Collection entries
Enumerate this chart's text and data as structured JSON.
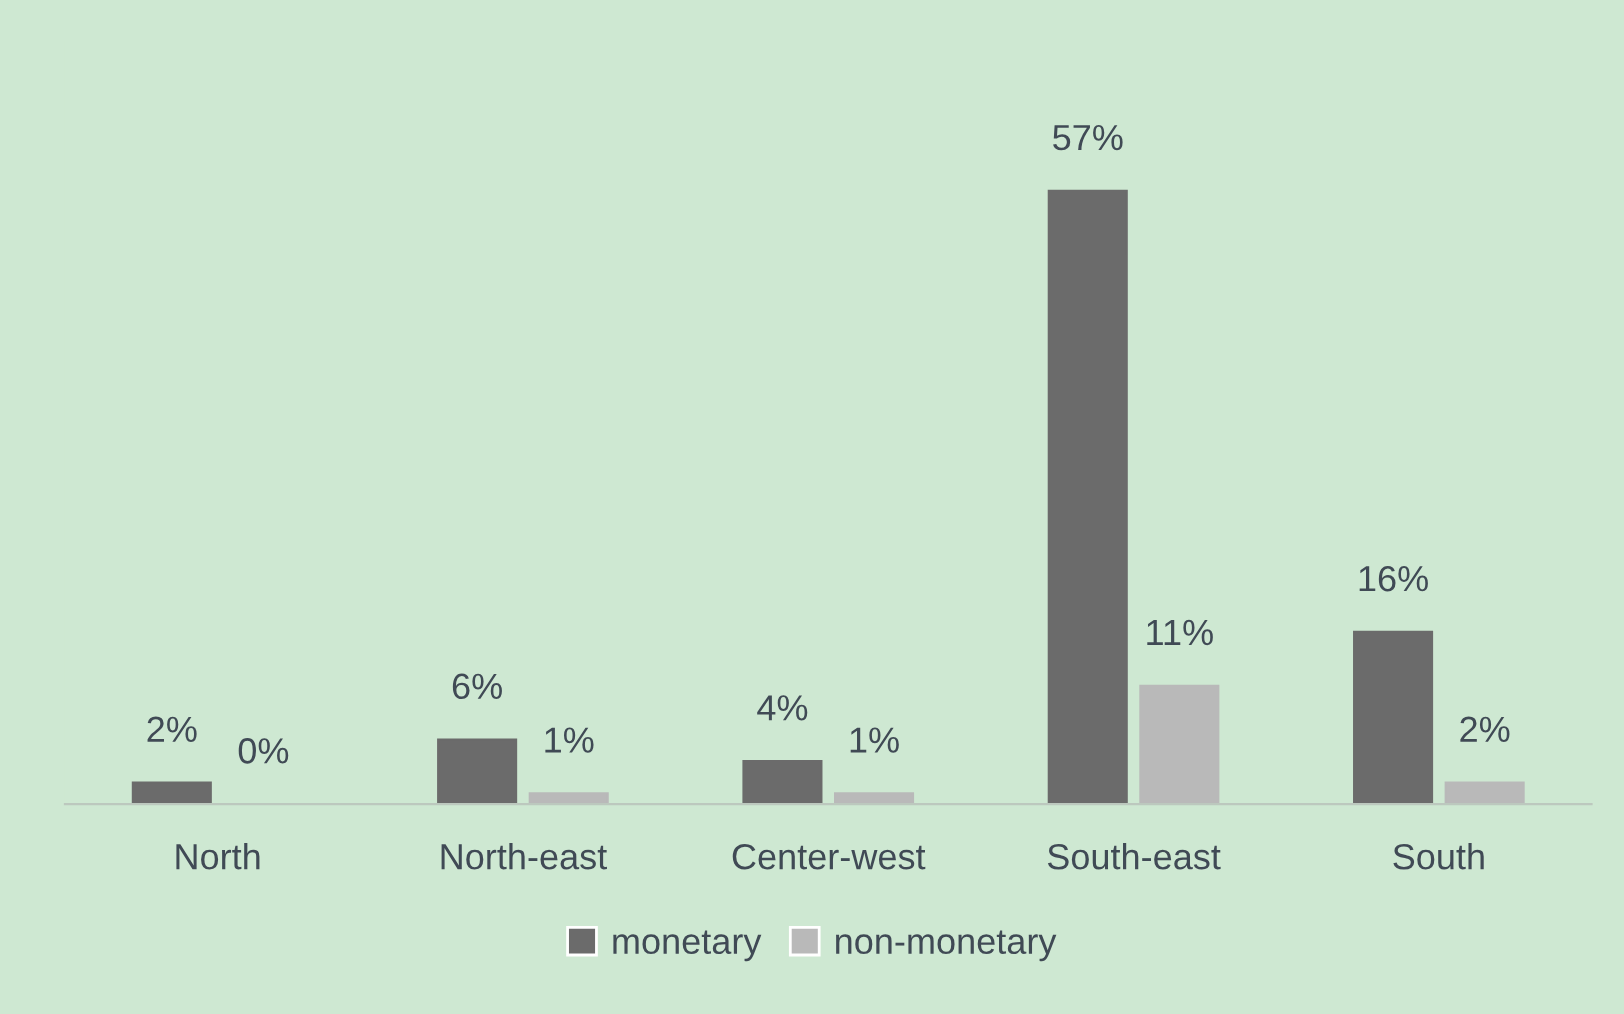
{
  "chart_data": {
    "type": "bar",
    "categories": [
      "North",
      "North-east",
      "Center-west",
      "South-east",
      "South"
    ],
    "series": [
      {
        "name": "monetary",
        "color": "#6b6b6b",
        "values": [
          2,
          6,
          4,
          57,
          16
        ],
        "value_labels": [
          "2%",
          "6%",
          "4%",
          "57%",
          "16%"
        ]
      },
      {
        "name": "non-monetary",
        "color": "#b9b9b9",
        "values": [
          0,
          1,
          1,
          11,
          2
        ],
        "value_labels": [
          "0%",
          "1%",
          "1%",
          "11%",
          "2%"
        ]
      }
    ],
    "legend": "bottom",
    "grid": false
  }
}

Problem to solve - Print the entries above exactly, taking out only the pictures.

Exercise response -
Enumerate this chart's text and data as structured JSON.
{
  "chart_data": {
    "type": "bar",
    "categories": [
      "North",
      "North-east",
      "Center-west",
      "South-east",
      "South"
    ],
    "series": [
      {
        "name": "monetary",
        "color": "#6b6b6b",
        "values": [
          2,
          6,
          4,
          57,
          16
        ],
        "value_labels": [
          "2%",
          "6%",
          "4%",
          "57%",
          "16%"
        ]
      },
      {
        "name": "non-monetary",
        "color": "#b9b9b9",
        "values": [
          0,
          1,
          1,
          11,
          2
        ],
        "value_labels": [
          "0%",
          "1%",
          "1%",
          "11%",
          "2%"
        ]
      }
    ],
    "legend": "bottom",
    "grid": false
  }
}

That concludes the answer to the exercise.